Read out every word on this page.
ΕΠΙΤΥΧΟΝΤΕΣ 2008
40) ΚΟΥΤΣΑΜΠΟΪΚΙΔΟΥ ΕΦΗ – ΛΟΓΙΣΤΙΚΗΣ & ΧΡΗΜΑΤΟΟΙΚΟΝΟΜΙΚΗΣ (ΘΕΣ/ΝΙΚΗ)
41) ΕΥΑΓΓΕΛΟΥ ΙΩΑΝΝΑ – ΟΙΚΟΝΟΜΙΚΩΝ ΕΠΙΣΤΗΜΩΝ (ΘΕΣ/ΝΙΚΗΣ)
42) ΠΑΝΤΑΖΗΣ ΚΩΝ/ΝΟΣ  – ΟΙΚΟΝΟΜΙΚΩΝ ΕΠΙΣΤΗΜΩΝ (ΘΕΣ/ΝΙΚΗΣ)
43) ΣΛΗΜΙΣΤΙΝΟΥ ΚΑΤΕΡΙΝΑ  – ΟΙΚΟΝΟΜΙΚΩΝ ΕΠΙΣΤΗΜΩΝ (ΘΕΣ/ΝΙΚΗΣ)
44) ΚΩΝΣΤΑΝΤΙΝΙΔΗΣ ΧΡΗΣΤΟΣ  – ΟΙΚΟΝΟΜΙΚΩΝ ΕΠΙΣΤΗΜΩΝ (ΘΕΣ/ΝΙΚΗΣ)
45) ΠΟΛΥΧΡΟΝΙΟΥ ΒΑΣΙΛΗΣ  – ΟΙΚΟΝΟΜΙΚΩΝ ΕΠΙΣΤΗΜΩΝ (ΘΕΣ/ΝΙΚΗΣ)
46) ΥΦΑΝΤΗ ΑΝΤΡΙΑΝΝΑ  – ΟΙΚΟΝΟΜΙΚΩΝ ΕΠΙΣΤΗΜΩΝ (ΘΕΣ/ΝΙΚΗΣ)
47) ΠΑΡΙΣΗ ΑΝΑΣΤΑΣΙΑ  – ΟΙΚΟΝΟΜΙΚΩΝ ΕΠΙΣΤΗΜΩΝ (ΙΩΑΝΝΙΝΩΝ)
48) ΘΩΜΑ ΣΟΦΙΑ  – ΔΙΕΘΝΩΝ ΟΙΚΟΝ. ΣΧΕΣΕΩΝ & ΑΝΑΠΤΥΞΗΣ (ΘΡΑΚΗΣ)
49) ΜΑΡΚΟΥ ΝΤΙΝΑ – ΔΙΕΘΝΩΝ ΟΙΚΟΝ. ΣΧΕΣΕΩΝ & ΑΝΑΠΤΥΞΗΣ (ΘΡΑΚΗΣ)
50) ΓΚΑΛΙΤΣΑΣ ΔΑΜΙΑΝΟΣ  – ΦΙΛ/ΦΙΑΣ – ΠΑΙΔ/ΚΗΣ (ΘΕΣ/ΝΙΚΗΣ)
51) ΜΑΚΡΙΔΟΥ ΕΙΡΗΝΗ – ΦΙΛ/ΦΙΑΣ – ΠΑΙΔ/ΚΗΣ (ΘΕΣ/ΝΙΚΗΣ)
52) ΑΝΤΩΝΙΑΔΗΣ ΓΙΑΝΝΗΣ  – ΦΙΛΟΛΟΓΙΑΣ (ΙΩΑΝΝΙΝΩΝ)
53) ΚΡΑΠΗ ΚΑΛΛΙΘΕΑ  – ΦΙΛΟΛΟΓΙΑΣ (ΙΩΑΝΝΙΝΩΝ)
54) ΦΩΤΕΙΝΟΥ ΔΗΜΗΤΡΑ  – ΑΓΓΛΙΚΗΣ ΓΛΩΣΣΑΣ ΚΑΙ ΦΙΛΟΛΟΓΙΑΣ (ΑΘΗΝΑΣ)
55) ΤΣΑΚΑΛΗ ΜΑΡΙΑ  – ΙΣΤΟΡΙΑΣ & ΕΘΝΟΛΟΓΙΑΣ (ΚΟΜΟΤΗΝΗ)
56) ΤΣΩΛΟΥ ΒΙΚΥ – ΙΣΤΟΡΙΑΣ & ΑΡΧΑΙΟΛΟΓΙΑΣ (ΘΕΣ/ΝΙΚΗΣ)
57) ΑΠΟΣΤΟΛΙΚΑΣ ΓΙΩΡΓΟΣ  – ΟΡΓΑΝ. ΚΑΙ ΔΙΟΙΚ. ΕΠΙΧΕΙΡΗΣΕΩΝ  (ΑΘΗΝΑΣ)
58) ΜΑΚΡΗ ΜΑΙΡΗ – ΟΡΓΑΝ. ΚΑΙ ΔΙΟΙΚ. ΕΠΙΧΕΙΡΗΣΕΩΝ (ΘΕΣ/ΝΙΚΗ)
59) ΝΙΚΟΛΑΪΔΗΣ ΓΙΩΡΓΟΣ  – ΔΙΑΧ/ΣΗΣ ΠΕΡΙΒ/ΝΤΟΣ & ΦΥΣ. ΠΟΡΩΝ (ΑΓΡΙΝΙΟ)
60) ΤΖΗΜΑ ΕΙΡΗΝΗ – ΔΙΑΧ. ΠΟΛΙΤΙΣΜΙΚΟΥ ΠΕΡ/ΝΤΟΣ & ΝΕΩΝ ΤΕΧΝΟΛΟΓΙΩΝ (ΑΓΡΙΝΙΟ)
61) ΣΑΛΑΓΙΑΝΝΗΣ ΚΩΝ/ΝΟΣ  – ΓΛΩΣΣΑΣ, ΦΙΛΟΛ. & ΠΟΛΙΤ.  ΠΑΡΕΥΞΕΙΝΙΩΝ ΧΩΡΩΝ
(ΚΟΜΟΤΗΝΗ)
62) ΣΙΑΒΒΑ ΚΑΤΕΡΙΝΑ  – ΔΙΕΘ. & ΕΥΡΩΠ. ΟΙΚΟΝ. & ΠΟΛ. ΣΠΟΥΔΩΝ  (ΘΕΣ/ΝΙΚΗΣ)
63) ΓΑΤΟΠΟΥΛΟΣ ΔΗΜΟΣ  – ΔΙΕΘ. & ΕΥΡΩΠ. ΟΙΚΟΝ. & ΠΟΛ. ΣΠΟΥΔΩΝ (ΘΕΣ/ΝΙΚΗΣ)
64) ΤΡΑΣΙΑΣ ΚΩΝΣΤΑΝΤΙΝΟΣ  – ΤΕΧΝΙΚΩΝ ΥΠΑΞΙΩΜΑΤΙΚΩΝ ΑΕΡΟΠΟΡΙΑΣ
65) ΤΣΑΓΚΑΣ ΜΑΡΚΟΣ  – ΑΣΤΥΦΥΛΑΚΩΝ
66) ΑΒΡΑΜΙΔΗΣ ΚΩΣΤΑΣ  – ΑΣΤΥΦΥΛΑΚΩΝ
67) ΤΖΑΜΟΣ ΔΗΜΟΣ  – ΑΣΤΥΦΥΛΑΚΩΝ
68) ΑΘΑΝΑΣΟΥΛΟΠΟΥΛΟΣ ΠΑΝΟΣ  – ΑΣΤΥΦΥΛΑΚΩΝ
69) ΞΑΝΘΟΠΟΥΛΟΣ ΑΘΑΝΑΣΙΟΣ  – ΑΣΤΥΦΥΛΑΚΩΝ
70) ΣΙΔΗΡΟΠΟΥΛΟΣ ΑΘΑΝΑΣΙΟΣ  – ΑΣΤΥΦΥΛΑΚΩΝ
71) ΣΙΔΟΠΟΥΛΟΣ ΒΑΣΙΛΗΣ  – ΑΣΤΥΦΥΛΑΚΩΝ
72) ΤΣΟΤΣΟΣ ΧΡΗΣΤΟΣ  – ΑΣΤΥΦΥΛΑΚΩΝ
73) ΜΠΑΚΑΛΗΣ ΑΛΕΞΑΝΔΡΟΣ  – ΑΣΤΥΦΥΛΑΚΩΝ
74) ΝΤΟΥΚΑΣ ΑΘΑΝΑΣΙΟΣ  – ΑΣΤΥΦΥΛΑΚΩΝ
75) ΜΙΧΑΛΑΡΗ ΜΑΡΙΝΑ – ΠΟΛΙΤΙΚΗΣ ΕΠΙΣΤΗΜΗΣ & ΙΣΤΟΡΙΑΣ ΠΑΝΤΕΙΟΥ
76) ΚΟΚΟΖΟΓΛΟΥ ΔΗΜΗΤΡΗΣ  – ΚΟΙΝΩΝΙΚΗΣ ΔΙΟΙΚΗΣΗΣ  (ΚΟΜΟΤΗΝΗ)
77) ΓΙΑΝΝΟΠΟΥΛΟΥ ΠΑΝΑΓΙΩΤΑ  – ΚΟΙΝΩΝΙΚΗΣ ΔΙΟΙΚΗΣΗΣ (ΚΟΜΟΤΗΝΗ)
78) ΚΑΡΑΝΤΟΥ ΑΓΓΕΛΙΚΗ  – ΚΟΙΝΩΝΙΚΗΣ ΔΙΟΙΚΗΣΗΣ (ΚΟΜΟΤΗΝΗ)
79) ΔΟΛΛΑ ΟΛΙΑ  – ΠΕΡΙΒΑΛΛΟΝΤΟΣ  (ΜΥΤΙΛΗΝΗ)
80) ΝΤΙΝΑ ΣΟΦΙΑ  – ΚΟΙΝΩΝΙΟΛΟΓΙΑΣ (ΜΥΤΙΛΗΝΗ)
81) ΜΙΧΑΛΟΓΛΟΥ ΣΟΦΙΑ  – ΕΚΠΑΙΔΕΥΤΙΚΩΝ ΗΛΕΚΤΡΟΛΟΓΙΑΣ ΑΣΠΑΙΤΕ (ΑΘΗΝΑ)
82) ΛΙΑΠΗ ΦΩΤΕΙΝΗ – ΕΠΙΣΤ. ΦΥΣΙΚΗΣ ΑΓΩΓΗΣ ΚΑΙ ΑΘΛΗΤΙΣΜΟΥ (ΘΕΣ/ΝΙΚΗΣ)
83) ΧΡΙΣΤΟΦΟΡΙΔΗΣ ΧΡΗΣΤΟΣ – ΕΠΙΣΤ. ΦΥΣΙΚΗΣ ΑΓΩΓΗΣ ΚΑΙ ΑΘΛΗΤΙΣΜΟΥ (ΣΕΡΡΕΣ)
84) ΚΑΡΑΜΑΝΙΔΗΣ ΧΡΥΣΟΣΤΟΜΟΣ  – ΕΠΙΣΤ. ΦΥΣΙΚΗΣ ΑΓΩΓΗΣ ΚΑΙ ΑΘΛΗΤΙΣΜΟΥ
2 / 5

----

Select every line in the material above where the string "ΒΑΣΙΛΗΣ" occurs, and copy it.

▸ **Answer for the task**:
45) ΠΟΛΥΧΡΟΝΙΟΥ ΒΑΣΙΛΗΣ  – ΟΙΚΟΝΟΜΙΚΩΝ ΕΠΙΣΤΗΜΩΝ (ΘΕΣ/ΝΙΚΗΣ)
71) ΣΙΔΟΠΟΥΛΟΣ ΒΑΣΙΛΗΣ  – ΑΣΤΥΦΥΛΑΚΩΝ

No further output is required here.